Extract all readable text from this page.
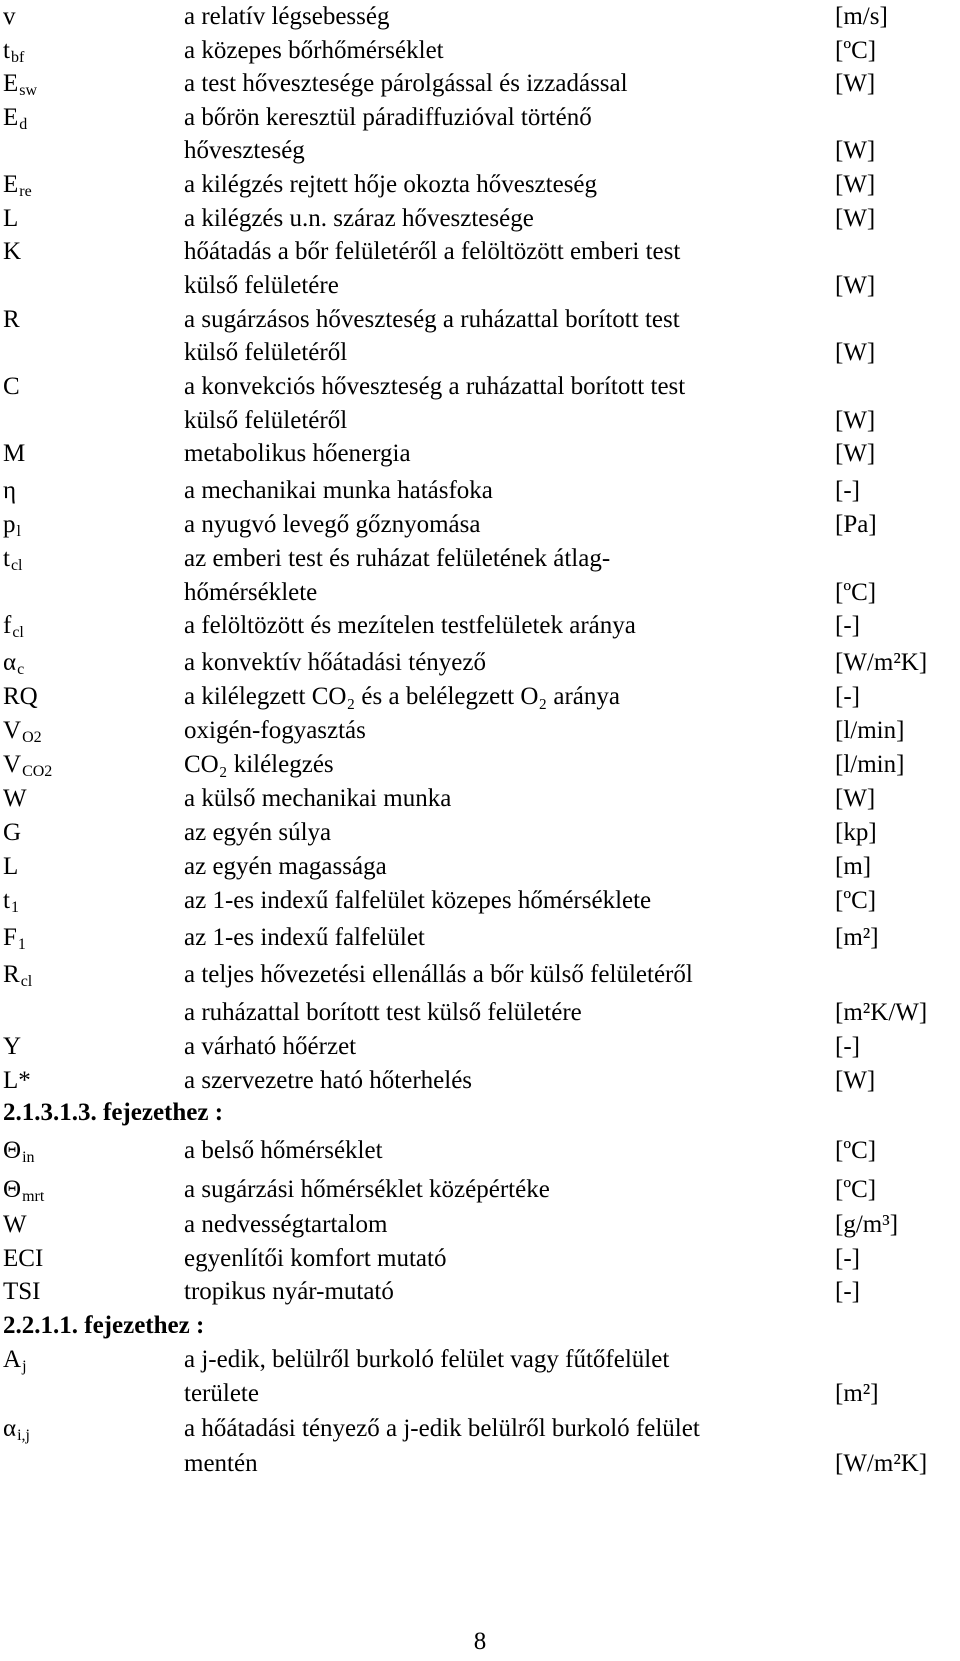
v	a relatív légsebesség	[m/s]
$t_{bf}$	a közepes bőrhőmérséklet	[ºC]
$E_{sw}$	a test hővesztesége párolgással és izzadással	[W]
$E_d$	a bőrön keresztül páradiffuzióval történő
hőveszteség	[W]
$E_{re}$	a kilégzés rejtett hője okozta hőveszteség	[W]
L	a kilégzés u.n. száraz hővesztesége	[W]
K	hőátadás a bőr felületéről a felöltözött emberi test
külső felületére	[W]
R	a sugárzásos hőveszteség a ruházattal borított test
külső felületéről	[W]
C	a konvekciós hőveszteség a ruházattal borított test
külső felületéről	[W]
M	metabolikus hőenergia	[W]
η	a mechanikai munka hatásfoka	[-]
$p_l$	a nyugvó levegő gőznyomása	[Pa]
$t_{cl}$	az emberi test és ruházat felületének átlag-
hőmérséklete	[ºC]
$f_{cl}$	a felöltözött és mezítelen testfelületek aránya	[-]
$\alpha_c$	a konvektív hőátadási tényező	[W/m²K]
RQ	a kilélegzett CO₂ és a belélegzett O₂ aránya	[-]
$V_{O2}$	oxigén-fogyasztás	[l/min]
$V_{CO2}$	CO₂ kilélegzés	[l/min]
W	a külső mechanikai munka	[W]
G	az egyén súlya	[kp]
L	az egyén magassága	[m]
$t_1$	az 1-es indexű falfelület közepes hőmérséklete	[ºC]
$F_1$	az 1-es indexű falfelület	[m²]
$R_{cl}$	a teljes hővezetési ellenállás a bőr külső felületéről
a ruházattal borított test külső felületére	[m²K/W]
Y	a várható hőérzet	[-]
L*	a szervezetre ható hőterhelés	[W]
2.1.3.1.3. fejezethez :
$\Theta_{in}$	a belső hőmérséklet	[ºC]
$\Theta_{mrt}$	a sugárzási hőmérséklet középértéke	[ºC]
W	a nedvességtartalom	[g/m³]
ECI	egyenlítői komfort mutató	[-]
TSI	tropikus nyár-mutató	[-]
2.2.1.1. fejezethez :
$A_j$	a j-edik, belülről burkoló felület vagy fűtőfelület
területe	[m²]
$\alpha_{i,j}$	a hőátadási tényező a j-edik belülről burkoló felület
mentén	[W/m²K]
8
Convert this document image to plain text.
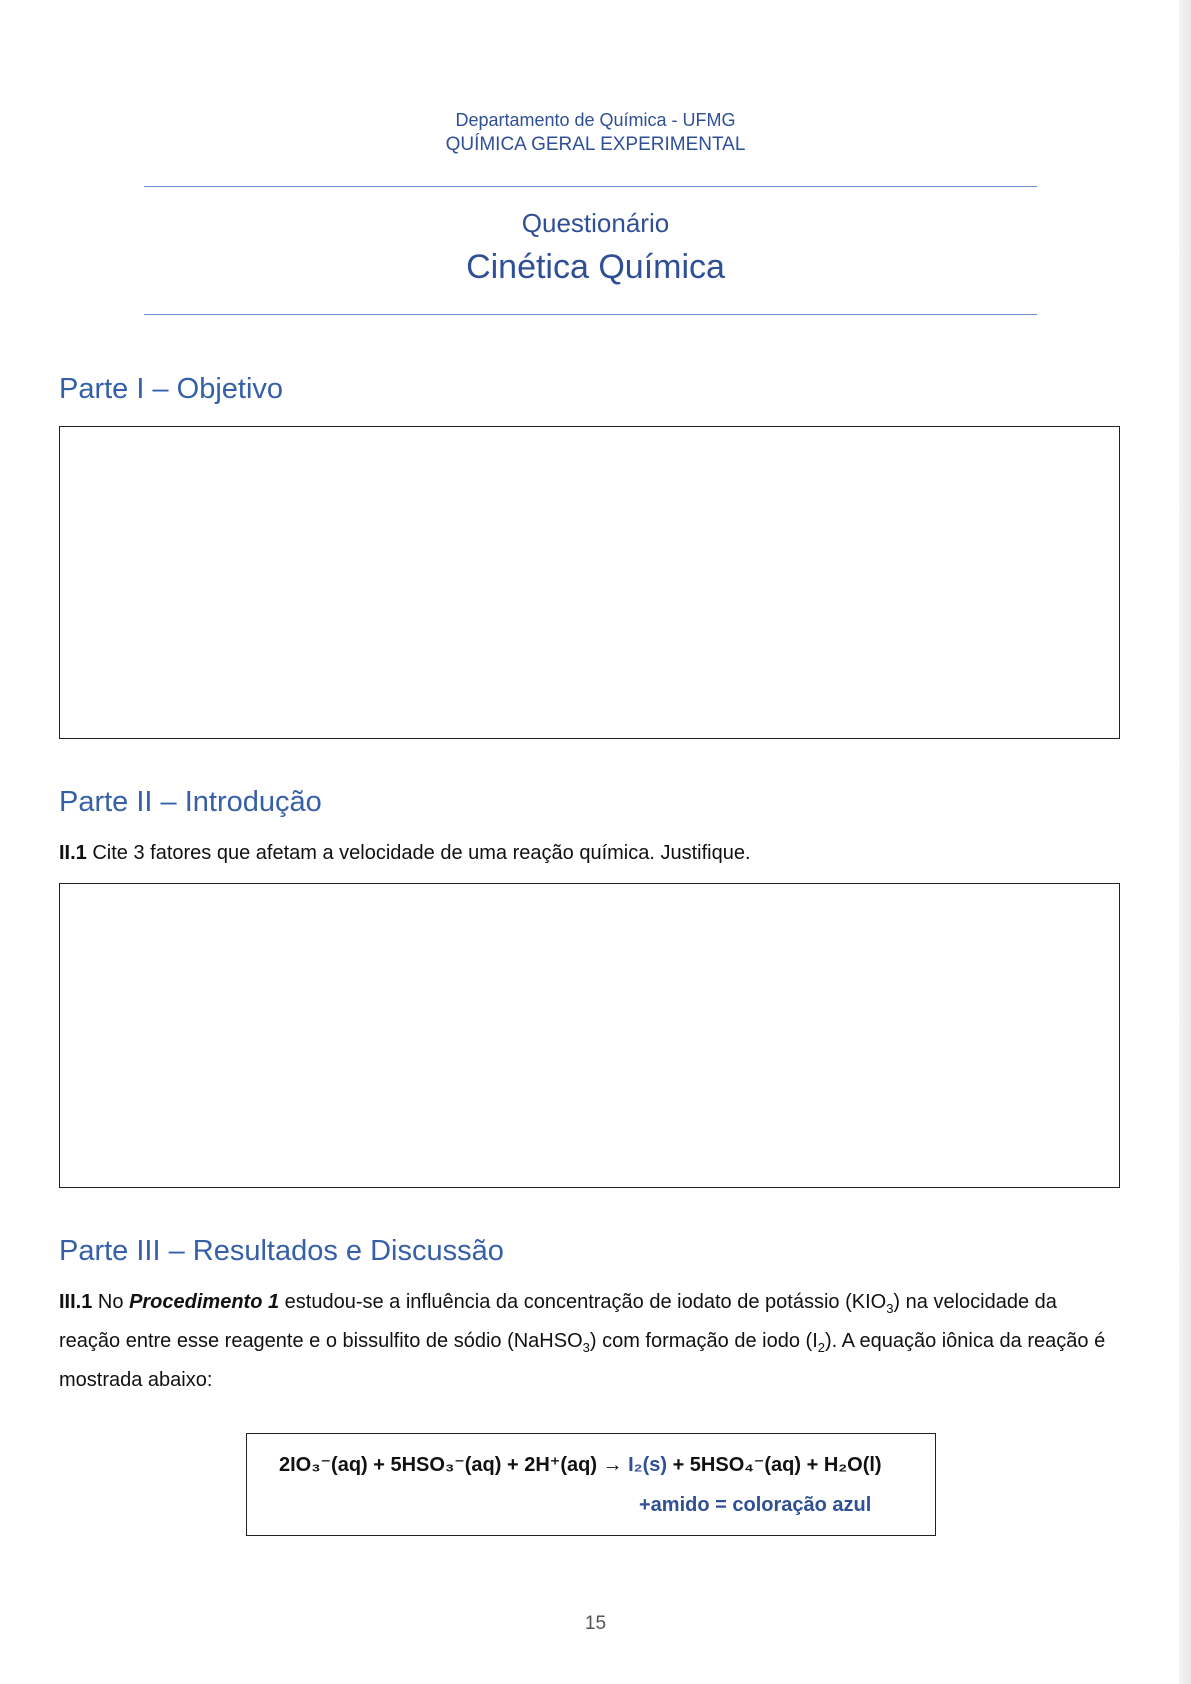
Departamento de Química - UFMG
QUÍMICA GERAL EXPERIMENTAL
Questionário
Cinética Química
Parte I – Objetivo
Parte II – Introdução
II.1 Cite 3 fatores que afetam a velocidade de uma reação química. Justifique.
Parte III – Resultados e Discussão
III.1 No Procedimento 1 estudou-se a influência da concentração de iodato de potássio $(KIO_3)$ na velocidade da reação entre esse reagente e o bissulfito de sódio (NaHSO$_3$) com formação de iodo $(I_2)$. A equação iônica da reação é mostrada abaixo:
2IO₃⁻(aq) + 5HSO₃⁻(aq) + 2H⁺(aq) → I₂(s) + 5HSO₄⁻(aq) + H₂O(l)
+amido = coloração azul
15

== DIRECTION ==
Show, from the material above, each line that includes the string "felületéről".

== PROBLEM SOLUTION ==
K	hőátadás a bőr felületéről a felöltözött emberi test
külső felületéről	[W]
külső felületéről	[W]
$R_{cl}$	a teljes hővezetési ellenállás a bőr külső felületéről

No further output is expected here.